Your task
Your task is to extract every line from the material below exactly.

Excerpt from a dataset:
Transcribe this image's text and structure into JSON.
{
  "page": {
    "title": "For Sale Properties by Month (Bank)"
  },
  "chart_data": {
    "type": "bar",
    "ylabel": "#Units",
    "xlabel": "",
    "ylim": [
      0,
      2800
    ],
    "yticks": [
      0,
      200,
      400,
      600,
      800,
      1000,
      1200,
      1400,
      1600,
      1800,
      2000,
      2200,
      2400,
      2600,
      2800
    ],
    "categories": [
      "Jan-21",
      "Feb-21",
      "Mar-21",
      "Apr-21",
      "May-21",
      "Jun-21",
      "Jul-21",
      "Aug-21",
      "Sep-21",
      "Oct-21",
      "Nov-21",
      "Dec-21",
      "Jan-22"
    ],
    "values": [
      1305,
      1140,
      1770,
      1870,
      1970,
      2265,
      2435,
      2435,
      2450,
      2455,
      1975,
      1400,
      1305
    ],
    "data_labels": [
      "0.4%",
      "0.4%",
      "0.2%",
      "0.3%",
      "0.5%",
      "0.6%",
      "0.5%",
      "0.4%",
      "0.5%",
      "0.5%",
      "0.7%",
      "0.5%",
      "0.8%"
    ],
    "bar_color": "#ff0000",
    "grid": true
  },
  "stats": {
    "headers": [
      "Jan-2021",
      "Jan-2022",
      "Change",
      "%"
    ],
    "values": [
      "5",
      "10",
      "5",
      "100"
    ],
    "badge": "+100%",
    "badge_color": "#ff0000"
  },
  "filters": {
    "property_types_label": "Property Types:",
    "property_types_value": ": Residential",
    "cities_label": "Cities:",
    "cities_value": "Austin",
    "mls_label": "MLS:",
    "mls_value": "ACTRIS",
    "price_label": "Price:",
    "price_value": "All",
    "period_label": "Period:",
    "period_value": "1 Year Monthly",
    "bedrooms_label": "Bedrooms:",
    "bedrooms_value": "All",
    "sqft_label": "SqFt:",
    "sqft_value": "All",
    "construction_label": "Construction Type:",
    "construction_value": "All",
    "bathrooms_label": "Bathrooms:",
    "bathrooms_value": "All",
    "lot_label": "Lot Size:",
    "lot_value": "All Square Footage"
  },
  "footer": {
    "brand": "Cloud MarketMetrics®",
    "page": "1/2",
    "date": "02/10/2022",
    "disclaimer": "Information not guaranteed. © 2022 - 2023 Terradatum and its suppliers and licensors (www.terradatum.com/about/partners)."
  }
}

Answer to the exercise
Transcribe this image's text and structure into JSON.
{
  "page": {
    "title": "For Sale Properties by Month (Bank)"
  },
  "chart_data": {
    "type": "bar",
    "ylabel": "#Units",
    "xlabel": "",
    "ylim": [
      0,
      2800
    ],
    "yticks": [
      0,
      200,
      400,
      600,
      800,
      1000,
      1200,
      1400,
      1600,
      1800,
      2000,
      2200,
      2400,
      2600,
      2800
    ],
    "categories": [
      "Jan-21",
      "Feb-21",
      "Mar-21",
      "Apr-21",
      "May-21",
      "Jun-21",
      "Jul-21",
      "Aug-21",
      "Sep-21",
      "Oct-21",
      "Nov-21",
      "Dec-21",
      "Jan-22"
    ],
    "values": [
      1305,
      1140,
      1770,
      1870,
      1970,
      2265,
      2435,
      2435,
      2450,
      2455,
      1975,
      1400,
      1305
    ],
    "data_labels": [
      "0.4%",
      "0.4%",
      "0.2%",
      "0.3%",
      "0.5%",
      "0.6%",
      "0.5%",
      "0.4%",
      "0.5%",
      "0.5%",
      "0.7%",
      "0.5%",
      "0.8%"
    ],
    "bar_color": "#ff0000",
    "grid": true
  },
  "stats": {
    "headers": [
      "Jan-2021",
      "Jan-2022",
      "Change",
      "%"
    ],
    "values": [
      "5",
      "10",
      "5",
      "100"
    ],
    "badge": "+100%",
    "badge_color": "#ff0000"
  },
  "filters": {
    "property_types_label": "Property Types:",
    "property_types_value": ": Residential",
    "cities_label": "Cities:",
    "cities_value": "Austin",
    "mls_label": "MLS:",
    "mls_value": "ACTRIS",
    "price_label": "Price:",
    "price_value": "All",
    "period_label": "Period:",
    "period_value": "1 Year Monthly",
    "bedrooms_label": "Bedrooms:",
    "bedrooms_value": "All",
    "sqft_label": "SqFt:",
    "sqft_value": "All",
    "construction_label": "Construction Type:",
    "construction_value": "All",
    "bathrooms_label": "Bathrooms:",
    "bathrooms_value": "All",
    "lot_label": "Lot Size:",
    "lot_value": "All Square Footage"
  },
  "footer": {
    "brand": "Cloud MarketMetrics®",
    "page": "1/2",
    "date": "02/10/2022",
    "disclaimer": "Information not guaranteed. © 2022 - 2023 Terradatum and its suppliers and licensors (www.terradatum.com/about/partners)."
  }
}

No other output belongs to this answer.